◆ Provided passage:
--- START ---
The still lifes at Gagosian date from 1972 to 1988, though the early ’70s are the focus. They show that Lichtenstein was deeply engaged with the Cubists Juan Gris and Fernand Léger, as well as the early American trompe l’oeil painters Charles Willson Peale and his son Raphaelle Peale. He was also adding stripes, crosshatches and comblike spikes to his signature device, the Benday dot.
Other elements of his 1960s art remained. Lichtenstein had moved away from Mickey Mouse and Bazooka gum wrappers, but he continued to work from newspaper advertisements, postcards and other printed images. He tore out and pasted into notebooks illustrations of silver teapots, faceted-crystal goblets, fruit, garden plants, office furniture.
A few of these pages are reproduced in the show’s catalog, a typically lavish but accessible production. It includes an essay by the Princeton art history professor John Wilmerding, a conversation between the dealer and collector Joe Helman and the Gagosian director Mark Francis, a series of still-life photographs by the artist Louise Lawler and some great black-and-white shots from the 1970s of Lichtenstein in his Southampton studio.
The earliest works on view have a clip-art quality: punchy yellow-and-black images of grapefruits and bananas, with graphic backgrounds of dots or parallel lines. They’re a visual and sexual tease, like the peel-and-stick banana that Warhol made in 1966 for theVelvet Underground’s first album.
Larger, slightly later paintings introduce vessels — cups and saucers, wine glasses, pitchers — and invoke traditional still-life setups with drapery and mirrors. As Mr. Wilmerding argues, Lichtenstein was looking not only at 17th-century Dutch still lifes but also at early-19th-century American “deception” paintings by William Michael Harnett and others. Sometimes the Americana is hard to miss, as in “Still Life With Cow’s Skull” and a pair of Cape Cod scenes with lobsters, lanterns and driftwood.
For the most part Lichtenstein wasn’t setting up his own still lifes; he was painting from other paintings that happened to be still lifes. As Mr. Helman says of the work “Cubist Still Life With Lemons,” “This is a Cubist still life, but it’s not Roy doing still life; it’s Roy doing Cubism.”
He did Cubism, all right — paring down already streamlined forms by Gris, making Léger’s “mechanical” compositions even more machinelike. He did Purism too, further sanitizing the cleaned-up version of Cubism espoused by Le Corbusier and Amédée Ozenfant.
At the same time he obsessed over a less schematic painter, Matisse. He gave the famous “Red Studio” a makeover, with pale peach walls, a chair rail of Morse-code-like dots and dashes, and his own paintings propped against the wall.
--- END ---
Quote the piece on Lichtenstein's still lifes word for word, starting at "The earliest works" and ending after "Underground’s first album.".

◆ Stored data:
--- START ---
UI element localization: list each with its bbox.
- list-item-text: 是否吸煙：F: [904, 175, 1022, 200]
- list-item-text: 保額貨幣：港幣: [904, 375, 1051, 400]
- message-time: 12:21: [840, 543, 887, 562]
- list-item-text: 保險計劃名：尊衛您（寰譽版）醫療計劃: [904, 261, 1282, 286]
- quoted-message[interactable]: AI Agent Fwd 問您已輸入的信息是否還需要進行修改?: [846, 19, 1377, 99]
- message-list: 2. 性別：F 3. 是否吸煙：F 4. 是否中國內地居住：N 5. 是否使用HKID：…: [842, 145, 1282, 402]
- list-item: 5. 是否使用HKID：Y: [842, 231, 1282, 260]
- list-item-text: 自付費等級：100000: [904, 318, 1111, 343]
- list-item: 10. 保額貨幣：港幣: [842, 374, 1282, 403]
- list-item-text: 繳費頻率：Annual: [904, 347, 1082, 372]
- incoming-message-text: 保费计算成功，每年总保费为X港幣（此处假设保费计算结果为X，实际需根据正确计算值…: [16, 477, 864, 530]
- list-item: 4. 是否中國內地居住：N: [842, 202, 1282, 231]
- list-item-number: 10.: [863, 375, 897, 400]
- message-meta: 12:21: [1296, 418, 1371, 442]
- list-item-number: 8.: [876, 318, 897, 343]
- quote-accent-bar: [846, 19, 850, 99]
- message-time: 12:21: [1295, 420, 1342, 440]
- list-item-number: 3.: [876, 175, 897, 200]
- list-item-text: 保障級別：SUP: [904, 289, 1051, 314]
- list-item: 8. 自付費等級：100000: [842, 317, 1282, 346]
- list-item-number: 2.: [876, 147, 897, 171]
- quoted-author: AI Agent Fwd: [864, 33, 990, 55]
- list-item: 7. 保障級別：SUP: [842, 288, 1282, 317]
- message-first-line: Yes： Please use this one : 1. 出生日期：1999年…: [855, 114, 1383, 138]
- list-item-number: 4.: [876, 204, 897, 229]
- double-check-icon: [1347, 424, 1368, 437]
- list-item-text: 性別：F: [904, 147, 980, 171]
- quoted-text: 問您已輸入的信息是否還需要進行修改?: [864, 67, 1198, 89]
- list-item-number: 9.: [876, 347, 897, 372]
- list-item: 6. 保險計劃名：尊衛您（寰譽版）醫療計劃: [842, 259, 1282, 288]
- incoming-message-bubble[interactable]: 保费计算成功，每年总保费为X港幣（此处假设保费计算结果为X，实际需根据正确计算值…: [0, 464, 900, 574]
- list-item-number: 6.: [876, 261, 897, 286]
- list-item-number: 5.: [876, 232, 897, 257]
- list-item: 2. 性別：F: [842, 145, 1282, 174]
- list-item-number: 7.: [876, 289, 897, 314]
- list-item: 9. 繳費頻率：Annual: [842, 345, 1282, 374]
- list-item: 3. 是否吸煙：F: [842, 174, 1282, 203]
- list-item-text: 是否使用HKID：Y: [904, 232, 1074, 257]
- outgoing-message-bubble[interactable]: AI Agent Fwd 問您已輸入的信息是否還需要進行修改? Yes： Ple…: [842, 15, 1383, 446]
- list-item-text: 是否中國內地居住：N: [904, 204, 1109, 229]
--- END ---
◆ Answer to this exercise:
The earliest works on view have a clip-art quality: punchy yellow-and-black images of grapefruits and bananas, with graphic backgrounds of dots or parallel lines. They’re a visual and sexual tease, like the peel-and-stick banana that Warhol made in 1966 for theVelvet Underground’s first album.